Input records ▸
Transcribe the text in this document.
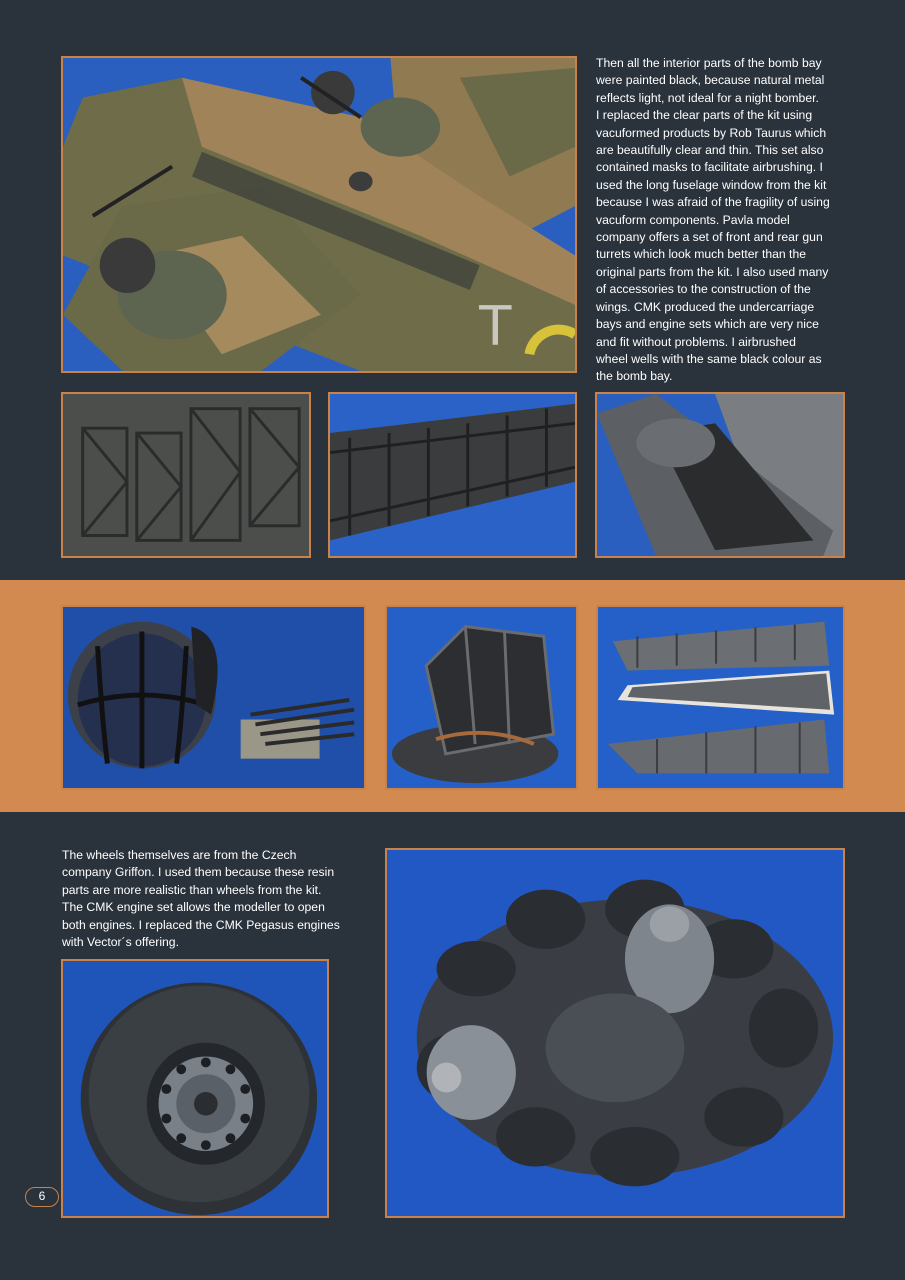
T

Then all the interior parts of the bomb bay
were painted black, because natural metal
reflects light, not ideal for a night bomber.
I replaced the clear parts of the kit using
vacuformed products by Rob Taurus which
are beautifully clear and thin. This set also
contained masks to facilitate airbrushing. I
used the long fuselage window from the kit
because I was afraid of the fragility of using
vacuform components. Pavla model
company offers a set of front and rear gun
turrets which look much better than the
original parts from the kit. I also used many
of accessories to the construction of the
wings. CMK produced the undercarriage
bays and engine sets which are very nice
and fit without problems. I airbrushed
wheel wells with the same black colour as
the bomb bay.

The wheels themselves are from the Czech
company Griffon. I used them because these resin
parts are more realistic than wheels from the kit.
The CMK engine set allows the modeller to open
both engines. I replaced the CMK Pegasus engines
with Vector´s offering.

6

What to do ▸
Write out the listing above exactly as it stands, pictures excluded.

Written answer ▸
Transcribe the text in this document.
T

Then all the interior parts of the bomb bay
were painted black, because natural metal
reflects light, not ideal for a night bomber.
I replaced the clear parts of the kit using
vacuformed products by Rob Taurus which
are beautifully clear and thin. This set also
contained masks to facilitate airbrushing. I
used the long fuselage window from the kit
because I was afraid of the fragility of using
vacuform components. Pavla model
company offers a set of front and rear gun
turrets which look much better than the
original parts from the kit. I also used many
of accessories to the construction of the
wings. CMK produced the undercarriage
bays and engine sets which are very nice
and fit without problems. I airbrushed
wheel wells with the same black colour as
the bomb bay.

The wheels themselves are from the Czech
company Griffon. I used them because these resin
parts are more realistic than wheels from the kit.
The CMK engine set allows the modeller to open
both engines. I replaced the CMK Pegasus engines
with Vector´s offering.

6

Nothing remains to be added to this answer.